Written instruction: Copy every line of the listing exactly.

[Source data]
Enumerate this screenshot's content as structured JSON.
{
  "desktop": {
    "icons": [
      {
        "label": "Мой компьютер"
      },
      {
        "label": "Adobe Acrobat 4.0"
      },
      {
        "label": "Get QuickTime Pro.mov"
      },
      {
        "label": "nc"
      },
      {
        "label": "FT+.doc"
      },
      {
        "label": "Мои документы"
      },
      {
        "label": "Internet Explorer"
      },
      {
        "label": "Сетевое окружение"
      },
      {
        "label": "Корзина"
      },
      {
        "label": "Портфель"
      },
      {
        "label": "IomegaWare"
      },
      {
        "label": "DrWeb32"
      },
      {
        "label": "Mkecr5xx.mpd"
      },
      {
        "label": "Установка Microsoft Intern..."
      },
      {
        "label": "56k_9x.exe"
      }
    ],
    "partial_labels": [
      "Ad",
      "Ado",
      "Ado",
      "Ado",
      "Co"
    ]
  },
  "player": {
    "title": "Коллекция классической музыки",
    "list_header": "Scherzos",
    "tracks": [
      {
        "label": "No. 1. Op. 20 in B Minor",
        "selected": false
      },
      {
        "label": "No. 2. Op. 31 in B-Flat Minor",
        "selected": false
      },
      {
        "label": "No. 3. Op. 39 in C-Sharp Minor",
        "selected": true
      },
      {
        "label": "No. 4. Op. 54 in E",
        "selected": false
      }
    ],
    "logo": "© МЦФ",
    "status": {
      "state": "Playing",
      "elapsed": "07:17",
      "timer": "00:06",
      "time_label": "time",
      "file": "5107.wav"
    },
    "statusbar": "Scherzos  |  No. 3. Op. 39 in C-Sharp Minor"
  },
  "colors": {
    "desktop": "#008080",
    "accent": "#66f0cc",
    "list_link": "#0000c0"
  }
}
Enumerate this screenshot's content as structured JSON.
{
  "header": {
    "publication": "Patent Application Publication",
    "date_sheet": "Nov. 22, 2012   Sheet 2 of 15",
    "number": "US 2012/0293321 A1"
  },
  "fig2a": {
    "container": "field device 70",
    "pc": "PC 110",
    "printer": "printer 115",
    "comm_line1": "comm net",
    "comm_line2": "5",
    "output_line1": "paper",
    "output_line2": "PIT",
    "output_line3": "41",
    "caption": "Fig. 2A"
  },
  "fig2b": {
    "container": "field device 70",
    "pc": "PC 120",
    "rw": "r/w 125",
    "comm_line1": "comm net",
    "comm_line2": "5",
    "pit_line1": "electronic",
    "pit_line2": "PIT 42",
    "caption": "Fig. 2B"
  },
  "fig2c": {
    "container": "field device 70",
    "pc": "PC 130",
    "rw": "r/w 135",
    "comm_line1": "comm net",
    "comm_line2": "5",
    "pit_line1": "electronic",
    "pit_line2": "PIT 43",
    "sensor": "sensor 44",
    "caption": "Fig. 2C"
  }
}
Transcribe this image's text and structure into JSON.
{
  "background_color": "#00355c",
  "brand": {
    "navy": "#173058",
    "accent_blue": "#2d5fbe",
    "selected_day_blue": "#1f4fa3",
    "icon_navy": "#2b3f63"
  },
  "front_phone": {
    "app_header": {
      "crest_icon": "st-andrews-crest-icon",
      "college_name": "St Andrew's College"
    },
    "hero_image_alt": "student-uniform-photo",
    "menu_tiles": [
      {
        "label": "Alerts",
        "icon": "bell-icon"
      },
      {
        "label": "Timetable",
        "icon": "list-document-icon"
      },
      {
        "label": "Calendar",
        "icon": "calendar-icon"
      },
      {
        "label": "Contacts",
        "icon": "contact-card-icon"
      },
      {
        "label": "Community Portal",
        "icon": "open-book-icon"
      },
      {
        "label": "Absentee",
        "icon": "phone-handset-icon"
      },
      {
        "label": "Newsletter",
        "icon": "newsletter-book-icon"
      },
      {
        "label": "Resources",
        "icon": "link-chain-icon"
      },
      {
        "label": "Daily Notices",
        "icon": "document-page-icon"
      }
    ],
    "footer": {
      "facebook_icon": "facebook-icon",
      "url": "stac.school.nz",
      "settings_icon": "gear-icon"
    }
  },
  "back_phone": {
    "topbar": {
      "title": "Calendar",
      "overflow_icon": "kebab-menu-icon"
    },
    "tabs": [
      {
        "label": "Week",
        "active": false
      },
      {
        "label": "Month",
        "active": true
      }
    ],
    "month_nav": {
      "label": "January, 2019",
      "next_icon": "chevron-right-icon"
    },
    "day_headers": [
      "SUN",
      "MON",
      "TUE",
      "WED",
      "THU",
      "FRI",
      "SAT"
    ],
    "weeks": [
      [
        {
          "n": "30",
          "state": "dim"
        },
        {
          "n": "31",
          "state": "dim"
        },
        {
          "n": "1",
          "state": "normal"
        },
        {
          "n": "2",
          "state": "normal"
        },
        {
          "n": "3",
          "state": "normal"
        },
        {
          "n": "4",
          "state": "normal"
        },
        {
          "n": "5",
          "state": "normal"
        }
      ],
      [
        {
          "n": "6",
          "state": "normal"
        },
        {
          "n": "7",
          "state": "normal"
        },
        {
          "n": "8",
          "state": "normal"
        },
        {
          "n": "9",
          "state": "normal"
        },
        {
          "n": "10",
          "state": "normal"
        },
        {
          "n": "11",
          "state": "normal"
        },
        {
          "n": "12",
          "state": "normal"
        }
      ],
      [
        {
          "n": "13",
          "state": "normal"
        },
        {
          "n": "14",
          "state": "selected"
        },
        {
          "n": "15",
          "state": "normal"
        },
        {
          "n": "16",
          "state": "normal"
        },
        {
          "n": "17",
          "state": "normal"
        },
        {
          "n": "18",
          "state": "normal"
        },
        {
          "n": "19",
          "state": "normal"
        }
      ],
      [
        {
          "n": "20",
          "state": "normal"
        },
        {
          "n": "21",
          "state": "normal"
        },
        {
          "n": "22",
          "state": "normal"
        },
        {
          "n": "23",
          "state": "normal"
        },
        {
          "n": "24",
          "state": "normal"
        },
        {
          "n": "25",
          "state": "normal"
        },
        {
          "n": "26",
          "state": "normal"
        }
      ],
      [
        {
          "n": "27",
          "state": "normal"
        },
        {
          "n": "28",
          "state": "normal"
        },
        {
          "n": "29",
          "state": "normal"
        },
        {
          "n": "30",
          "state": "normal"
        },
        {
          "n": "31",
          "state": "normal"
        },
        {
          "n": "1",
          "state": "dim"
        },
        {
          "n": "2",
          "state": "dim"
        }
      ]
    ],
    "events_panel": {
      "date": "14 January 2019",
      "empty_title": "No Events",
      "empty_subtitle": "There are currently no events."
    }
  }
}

Result of this task:
Enumerate this screenshot's content as structured JSON.
{
  "desktop": {
    "icons": [
      {
        "label": "Мой компьютер"
      },
      {
        "label": "Adobe Acrobat 4.0"
      },
      {
        "label": "Get QuickTime Pro.mov"
      },
      {
        "label": "nc"
      },
      {
        "label": "FT+.doc"
      },
      {
        "label": "Мои документы"
      },
      {
        "label": "Internet Explorer"
      },
      {
        "label": "Сетевое окружение"
      },
      {
        "label": "Корзина"
      },
      {
        "label": "Портфель"
      },
      {
        "label": "IomegaWare"
      },
      {
        "label": "DrWeb32"
      },
      {
        "label": "Mkecr5xx.mpd"
      },
      {
        "label": "Установка Microsoft Intern..."
      },
      {
        "label": "56k_9x.exe"
      }
    ],
    "partial_labels": [
      "Ad",
      "Ado",
      "Ado",
      "Ado",
      "Co"
    ]
  },
  "player": {
    "title": "Коллекция классической музыки",
    "list_header": "Scherzos",
    "tracks": [
      {
        "label": "No. 1. Op. 20 in B Minor",
        "selected": false
      },
      {
        "label": "No. 2. Op. 31 in B-Flat Minor",
        "selected": false
      },
      {
        "label": "No. 3. Op. 39 in C-Sharp Minor",
        "selected": true
      },
      {
        "label": "No. 4. Op. 54 in E",
        "selected": false
      }
    ],
    "logo": "© МЦФ",
    "status": {
      "state": "Playing",
      "elapsed": "07:17",
      "timer": "00:06",
      "time_label": "time",
      "file": "5107.wav"
    },
    "statusbar": "Scherzos  |  No. 3. Op. 39 in C-Sharp Minor"
  },
  "colors": {
    "desktop": "#008080",
    "accent": "#66f0cc",
    "list_link": "#0000c0"
  }
}
Enumerate this screenshot's content as structured JSON.
{
  "header": {
    "publication": "Patent Application Publication",
    "date_sheet": "Nov. 22, 2012   Sheet 2 of 15",
    "number": "US 2012/0293321 A1"
  },
  "fig2a": {
    "container": "field device 70",
    "pc": "PC 110",
    "printer": "printer 115",
    "comm_line1": "comm net",
    "comm_line2": "5",
    "output_line1": "paper",
    "output_line2": "PIT",
    "output_line3": "41",
    "caption": "Fig. 2A"
  },
  "fig2b": {
    "container": "field device 70",
    "pc": "PC 120",
    "rw": "r/w 125",
    "comm_line1": "comm net",
    "comm_line2": "5",
    "pit_line1": "electronic",
    "pit_line2": "PIT 42",
    "caption": "Fig. 2B"
  },
  "fig2c": {
    "container": "field device 70",
    "pc": "PC 130",
    "rw": "r/w 135",
    "comm_line1": "comm net",
    "comm_line2": "5",
    "pit_line1": "electronic",
    "pit_line2": "PIT 43",
    "sensor": "sensor 44",
    "caption": "Fig. 2C"
  }
}
Transcribe this image's text and structure into JSON.
{
  "background_color": "#00355c",
  "brand": {
    "navy": "#173058",
    "accent_blue": "#2d5fbe",
    "selected_day_blue": "#1f4fa3",
    "icon_navy": "#2b3f63"
  },
  "front_phone": {
    "app_header": {
      "crest_icon": "st-andrews-crest-icon",
      "college_name": "St Andrew's College"
    },
    "hero_image_alt": "student-uniform-photo",
    "menu_tiles": [
      {
        "label": "Alerts",
        "icon": "bell-icon"
      },
      {
        "label": "Timetable",
        "icon": "list-document-icon"
      },
      {
        "label": "Calendar",
        "icon": "calendar-icon"
      },
      {
        "label": "Contacts",
        "icon": "contact-card-icon"
      },
      {
        "label": "Community Portal",
        "icon": "open-book-icon"
      },
      {
        "label": "Absentee",
        "icon": "phone-handset-icon"
      },
      {
        "label": "Newsletter",
        "icon": "newsletter-book-icon"
      },
      {
        "label": "Resources",
        "icon": "link-chain-icon"
      },
      {
        "label": "Daily Notices",
        "icon": "document-page-icon"
      }
    ],
    "footer": {
      "facebook_icon": "facebook-icon",
      "url": "stac.school.nz",
      "settings_icon": "gear-icon"
    }
  },
  "back_phone": {
    "topbar": {
      "title": "Calendar",
      "overflow_icon": "kebab-menu-icon"
    },
    "tabs": [
      {
        "label": "Week",
        "active": false
      },
      {
        "label": "Month",
        "active": true
      }
    ],
    "month_nav": {
      "label": "January, 2019",
      "next_icon": "chevron-right-icon"
    },
    "day_headers": [
      "SUN",
      "MON",
      "TUE",
      "WED",
      "THU",
      "FRI",
      "SAT"
    ],
    "weeks": [
      [
        {
          "n": "30",
          "state": "dim"
        },
        {
          "n": "31",
          "state": "dim"
        },
        {
          "n": "1",
          "state": "normal"
        },
        {
          "n": "2",
          "state": "normal"
        },
        {
          "n": "3",
          "state": "normal"
        },
        {
          "n": "4",
          "state": "normal"
        },
        {
          "n": "5",
          "state": "normal"
        }
      ],
      [
        {
          "n": "6",
          "state": "normal"
        },
        {
          "n": "7",
          "state": "normal"
        },
        {
          "n": "8",
          "state": "normal"
        },
        {
          "n": "9",
          "state": "normal"
        },
        {
          "n": "10",
          "state": "normal"
        },
        {
          "n": "11",
          "state": "normal"
        },
        {
          "n": "12",
          "state": "normal"
        }
      ],
      [
        {
          "n": "13",
          "state": "normal"
        },
        {
          "n": "14",
          "state": "selected"
        },
        {
          "n": "15",
          "state": "normal"
        },
        {
          "n": "16",
          "state": "normal"
        },
        {
          "n": "17",
          "state": "normal"
        },
        {
          "n": "18",
          "state": "normal"
        },
        {
          "n": "19",
          "state": "normal"
        }
      ],
      [
        {
          "n": "20",
          "state": "normal"
        },
        {
          "n": "21",
          "state": "normal"
        },
        {
          "n": "22",
          "state": "normal"
        },
        {
          "n": "23",
          "state": "normal"
        },
        {
          "n": "24",
          "state": "normal"
        },
        {
          "n": "25",
          "state": "normal"
        },
        {
          "n": "26",
          "state": "normal"
        }
      ],
      [
        {
          "n": "27",
          "state": "normal"
        },
        {
          "n": "28",
          "state": "normal"
        },
        {
          "n": "29",
          "state": "normal"
        },
        {
          "n": "30",
          "state": "normal"
        },
        {
          "n": "31",
          "state": "normal"
        },
        {
          "n": "1",
          "state": "dim"
        },
        {
          "n": "2",
          "state": "dim"
        }
      ]
    ],
    "events_panel": {
      "date": "14 January 2019",
      "empty_title": "No Events",
      "empty_subtitle": "There are currently no events."
    }
  }
}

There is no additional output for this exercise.